* GIVEN PROBLEM *
Search the data for the word "viento" and copy every line that contains it.
————————
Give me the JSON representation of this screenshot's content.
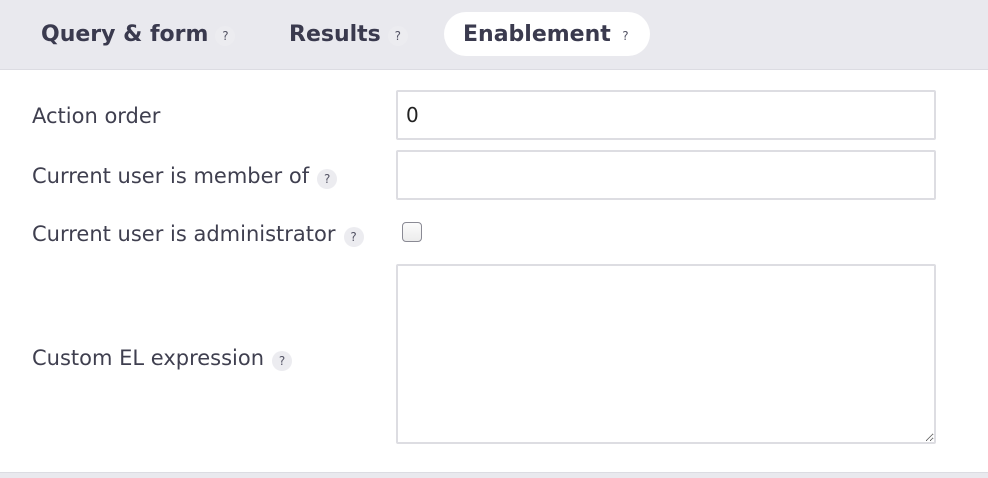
{
  "tabs": [
    {
      "label": "Query & form",
      "help": "?",
      "active": false
    },
    {
      "label": "Results",
      "help": "?",
      "active": false
    },
    {
      "label": "Enablement",
      "help": "?",
      "active": true
    }
  ],
  "form": {
    "action_order": {
      "label": "Action order",
      "value": "0"
    },
    "member_of": {
      "label": "Current user is member of",
      "help": "?",
      "value": ""
    },
    "is_admin": {
      "label": "Current user is administrator",
      "help": "?",
      "checked": false
    },
    "el_expression": {
      "label": "Custom EL expression",
      "help": "?",
      "value": ""
    }
  }
}
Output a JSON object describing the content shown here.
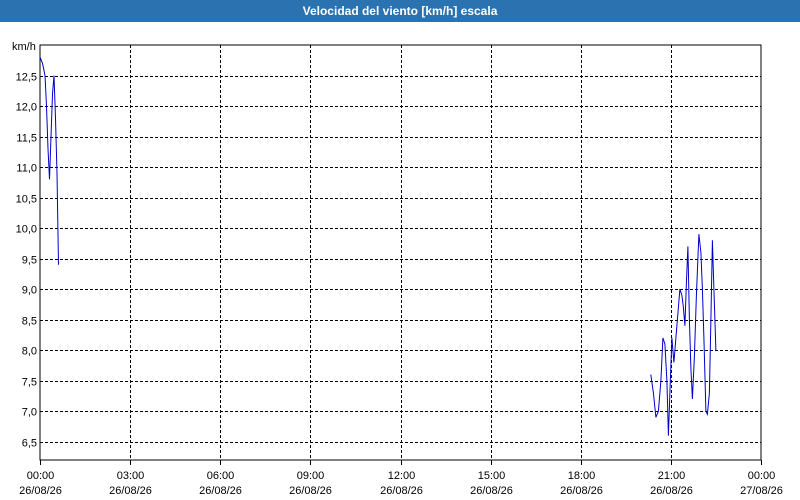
{
  "window": {
    "title": "Velocidad del viento [km/h] escala"
  },
  "chart_data": {
    "type": "line",
    "title": "Velocidad del viento [km/h] escala",
    "ylabel": "km/h",
    "ylim": [
      6.2,
      13.0
    ],
    "y_ticks": [
      "6,5",
      "7,0",
      "7,5",
      "8,0",
      "8,5",
      "9,0",
      "9,5",
      "10,0",
      "10,5",
      "11,0",
      "11,5",
      "12,0",
      "12,5"
    ],
    "y_tick_values": [
      6.5,
      7.0,
      7.5,
      8.0,
      8.5,
      9.0,
      9.5,
      10.0,
      10.5,
      11.0,
      11.5,
      12.0,
      12.5
    ],
    "x_ticks": [
      {
        "time": "00:00",
        "date": "26/08/26"
      },
      {
        "time": "03:00",
        "date": "26/08/26"
      },
      {
        "time": "06:00",
        "date": "26/08/26"
      },
      {
        "time": "09:00",
        "date": "26/08/26"
      },
      {
        "time": "12:00",
        "date": "26/08/26"
      },
      {
        "time": "15:00",
        "date": "26/08/26"
      },
      {
        "time": "18:00",
        "date": "26/08/26"
      },
      {
        "time": "21:00",
        "date": "26/08/26"
      },
      {
        "time": "00:00",
        "date": "27/08/26"
      }
    ],
    "grid": true,
    "line_color": "#0000cc",
    "series": [
      {
        "name": "",
        "segments": [
          [
            [
              "26/08/26 00:00",
              12.8
            ],
            [
              "26/08/26 00:05",
              12.7
            ],
            [
              "26/08/26 00:10",
              12.5
            ],
            [
              "26/08/26 00:13",
              12.0
            ],
            [
              "26/08/26 00:16",
              11.3
            ],
            [
              "26/08/26 00:19",
              10.8
            ],
            [
              "26/08/26 00:22",
              11.5
            ],
            [
              "26/08/26 00:25",
              12.2
            ],
            [
              "26/08/26 00:28",
              12.5
            ],
            [
              "26/08/26 00:31",
              11.8
            ],
            [
              "26/08/26 00:34",
              10.9
            ],
            [
              "26/08/26 00:37",
              9.4
            ]
          ],
          [
            [
              "26/08/26 20:20",
              7.6
            ],
            [
              "26/08/26 20:25",
              7.3
            ],
            [
              "26/08/26 20:30",
              6.9
            ],
            [
              "26/08/26 20:35",
              7.0
            ],
            [
              "26/08/26 20:40",
              7.5
            ],
            [
              "26/08/26 20:44",
              8.2
            ],
            [
              "26/08/26 20:48",
              8.1
            ],
            [
              "26/08/26 20:52",
              7.5
            ],
            [
              "26/08/26 20:55",
              6.6
            ],
            [
              "26/08/26 20:58",
              7.3
            ],
            [
              "26/08/26 21:02",
              8.2
            ],
            [
              "26/08/26 21:06",
              7.8
            ],
            [
              "26/08/26 21:10",
              8.2
            ],
            [
              "26/08/26 21:14",
              8.6
            ],
            [
              "26/08/26 21:18",
              9.0
            ],
            [
              "26/08/26 21:22",
              8.9
            ],
            [
              "26/08/26 21:25",
              8.7
            ],
            [
              "26/08/26 21:28",
              8.4
            ],
            [
              "26/08/26 21:31",
              9.1
            ],
            [
              "26/08/26 21:34",
              9.7
            ],
            [
              "26/08/26 21:37",
              8.5
            ],
            [
              "26/08/26 21:40",
              7.7
            ],
            [
              "26/08/26 21:43",
              7.2
            ],
            [
              "26/08/26 21:47",
              7.9
            ],
            [
              "26/08/26 21:51",
              8.9
            ],
            [
              "26/08/26 21:56",
              9.9
            ],
            [
              "26/08/26 22:00",
              9.6
            ],
            [
              "26/08/26 22:03",
              9.0
            ],
            [
              "26/08/26 22:06",
              8.2
            ],
            [
              "26/08/26 22:10",
              7.0
            ],
            [
              "26/08/26 22:13",
              6.95
            ],
            [
              "26/08/26 22:17",
              7.3
            ],
            [
              "26/08/26 22:20",
              8.5
            ],
            [
              "26/08/26 22:23",
              9.8
            ],
            [
              "26/08/26 22:26",
              9.0
            ],
            [
              "26/08/26 22:30",
              8.0
            ]
          ]
        ]
      }
    ]
  }
}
————————
* ANSWER FOR THE TASK *
    "title": "Velocidad del viento [km/h] escala"
    "title": "Velocidad del viento [km/h] escala",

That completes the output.